* _ENTRIES PROVIDED_

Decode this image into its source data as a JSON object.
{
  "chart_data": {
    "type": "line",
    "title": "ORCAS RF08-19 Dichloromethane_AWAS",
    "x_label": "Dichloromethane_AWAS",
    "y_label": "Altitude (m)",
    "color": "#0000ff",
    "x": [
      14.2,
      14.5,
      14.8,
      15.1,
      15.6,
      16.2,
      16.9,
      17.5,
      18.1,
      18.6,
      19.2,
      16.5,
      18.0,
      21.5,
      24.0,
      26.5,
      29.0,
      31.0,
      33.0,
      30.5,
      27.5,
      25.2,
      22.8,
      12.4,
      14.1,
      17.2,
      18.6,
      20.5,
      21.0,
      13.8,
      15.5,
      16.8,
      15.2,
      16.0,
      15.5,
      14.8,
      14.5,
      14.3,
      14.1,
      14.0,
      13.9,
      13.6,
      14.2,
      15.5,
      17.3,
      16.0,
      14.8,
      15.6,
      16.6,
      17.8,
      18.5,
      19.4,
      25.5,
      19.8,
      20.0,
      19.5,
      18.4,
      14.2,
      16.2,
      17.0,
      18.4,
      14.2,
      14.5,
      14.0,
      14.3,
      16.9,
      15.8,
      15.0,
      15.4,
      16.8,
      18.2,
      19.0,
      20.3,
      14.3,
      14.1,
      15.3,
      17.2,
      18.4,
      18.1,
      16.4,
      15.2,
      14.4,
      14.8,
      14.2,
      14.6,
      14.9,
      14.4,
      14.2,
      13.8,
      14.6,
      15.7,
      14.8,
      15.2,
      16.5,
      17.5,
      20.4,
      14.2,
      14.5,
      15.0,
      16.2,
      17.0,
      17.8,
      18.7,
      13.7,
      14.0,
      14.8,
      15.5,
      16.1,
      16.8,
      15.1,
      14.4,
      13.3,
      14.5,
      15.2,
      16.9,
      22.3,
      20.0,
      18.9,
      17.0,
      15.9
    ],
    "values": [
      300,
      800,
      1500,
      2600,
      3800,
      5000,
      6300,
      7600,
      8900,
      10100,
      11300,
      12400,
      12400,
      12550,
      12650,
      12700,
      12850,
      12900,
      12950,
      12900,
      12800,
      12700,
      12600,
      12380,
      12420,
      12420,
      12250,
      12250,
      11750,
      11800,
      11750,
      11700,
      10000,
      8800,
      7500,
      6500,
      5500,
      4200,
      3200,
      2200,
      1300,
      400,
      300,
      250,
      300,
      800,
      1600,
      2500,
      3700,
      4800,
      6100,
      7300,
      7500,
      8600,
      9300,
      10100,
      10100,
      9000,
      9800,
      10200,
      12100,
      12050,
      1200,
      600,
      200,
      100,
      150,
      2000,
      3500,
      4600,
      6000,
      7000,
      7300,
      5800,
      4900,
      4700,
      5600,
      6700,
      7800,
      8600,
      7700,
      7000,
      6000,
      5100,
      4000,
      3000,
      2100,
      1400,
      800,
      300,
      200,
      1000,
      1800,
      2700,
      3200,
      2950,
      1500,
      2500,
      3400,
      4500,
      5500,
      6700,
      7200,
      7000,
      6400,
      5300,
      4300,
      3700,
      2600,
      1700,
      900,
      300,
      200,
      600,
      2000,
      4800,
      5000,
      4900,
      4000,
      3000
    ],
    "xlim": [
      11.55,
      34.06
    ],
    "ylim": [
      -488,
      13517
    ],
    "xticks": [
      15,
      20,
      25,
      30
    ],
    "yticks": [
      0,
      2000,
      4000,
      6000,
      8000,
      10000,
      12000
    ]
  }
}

* _REQUIRED TASK_
Quote the entire listing above exactly.

* _FINISHED EXERCISE_
Decode this image into its source data as a JSON object.
{
  "chart_data": {
    "type": "line",
    "title": "ORCAS RF08-19 Dichloromethane_AWAS",
    "x_label": "Dichloromethane_AWAS",
    "y_label": "Altitude (m)",
    "color": "#0000ff",
    "x": [
      14.2,
      14.5,
      14.8,
      15.1,
      15.6,
      16.2,
      16.9,
      17.5,
      18.1,
      18.6,
      19.2,
      16.5,
      18.0,
      21.5,
      24.0,
      26.5,
      29.0,
      31.0,
      33.0,
      30.5,
      27.5,
      25.2,
      22.8,
      12.4,
      14.1,
      17.2,
      18.6,
      20.5,
      21.0,
      13.8,
      15.5,
      16.8,
      15.2,
      16.0,
      15.5,
      14.8,
      14.5,
      14.3,
      14.1,
      14.0,
      13.9,
      13.6,
      14.2,
      15.5,
      17.3,
      16.0,
      14.8,
      15.6,
      16.6,
      17.8,
      18.5,
      19.4,
      25.5,
      19.8,
      20.0,
      19.5,
      18.4,
      14.2,
      16.2,
      17.0,
      18.4,
      14.2,
      14.5,
      14.0,
      14.3,
      16.9,
      15.8,
      15.0,
      15.4,
      16.8,
      18.2,
      19.0,
      20.3,
      14.3,
      14.1,
      15.3,
      17.2,
      18.4,
      18.1,
      16.4,
      15.2,
      14.4,
      14.8,
      14.2,
      14.6,
      14.9,
      14.4,
      14.2,
      13.8,
      14.6,
      15.7,
      14.8,
      15.2,
      16.5,
      17.5,
      20.4,
      14.2,
      14.5,
      15.0,
      16.2,
      17.0,
      17.8,
      18.7,
      13.7,
      14.0,
      14.8,
      15.5,
      16.1,
      16.8,
      15.1,
      14.4,
      13.3,
      14.5,
      15.2,
      16.9,
      22.3,
      20.0,
      18.9,
      17.0,
      15.9
    ],
    "values": [
      300,
      800,
      1500,
      2600,
      3800,
      5000,
      6300,
      7600,
      8900,
      10100,
      11300,
      12400,
      12400,
      12550,
      12650,
      12700,
      12850,
      12900,
      12950,
      12900,
      12800,
      12700,
      12600,
      12380,
      12420,
      12420,
      12250,
      12250,
      11750,
      11800,
      11750,
      11700,
      10000,
      8800,
      7500,
      6500,
      5500,
      4200,
      3200,
      2200,
      1300,
      400,
      300,
      250,
      300,
      800,
      1600,
      2500,
      3700,
      4800,
      6100,
      7300,
      7500,
      8600,
      9300,
      10100,
      10100,
      9000,
      9800,
      10200,
      12100,
      12050,
      1200,
      600,
      200,
      100,
      150,
      2000,
      3500,
      4600,
      6000,
      7000,
      7300,
      5800,
      4900,
      4700,
      5600,
      6700,
      7800,
      8600,
      7700,
      7000,
      6000,
      5100,
      4000,
      3000,
      2100,
      1400,
      800,
      300,
      200,
      1000,
      1800,
      2700,
      3200,
      2950,
      1500,
      2500,
      3400,
      4500,
      5500,
      6700,
      7200,
      7000,
      6400,
      5300,
      4300,
      3700,
      2600,
      1700,
      900,
      300,
      200,
      600,
      2000,
      4800,
      5000,
      4900,
      4000,
      3000
    ],
    "xlim": [
      11.55,
      34.06
    ],
    "ylim": [
      -488,
      13517
    ],
    "xticks": [
      15,
      20,
      25,
      30
    ],
    "yticks": [
      0,
      2000,
      4000,
      6000,
      8000,
      10000,
      12000
    ]
  }
}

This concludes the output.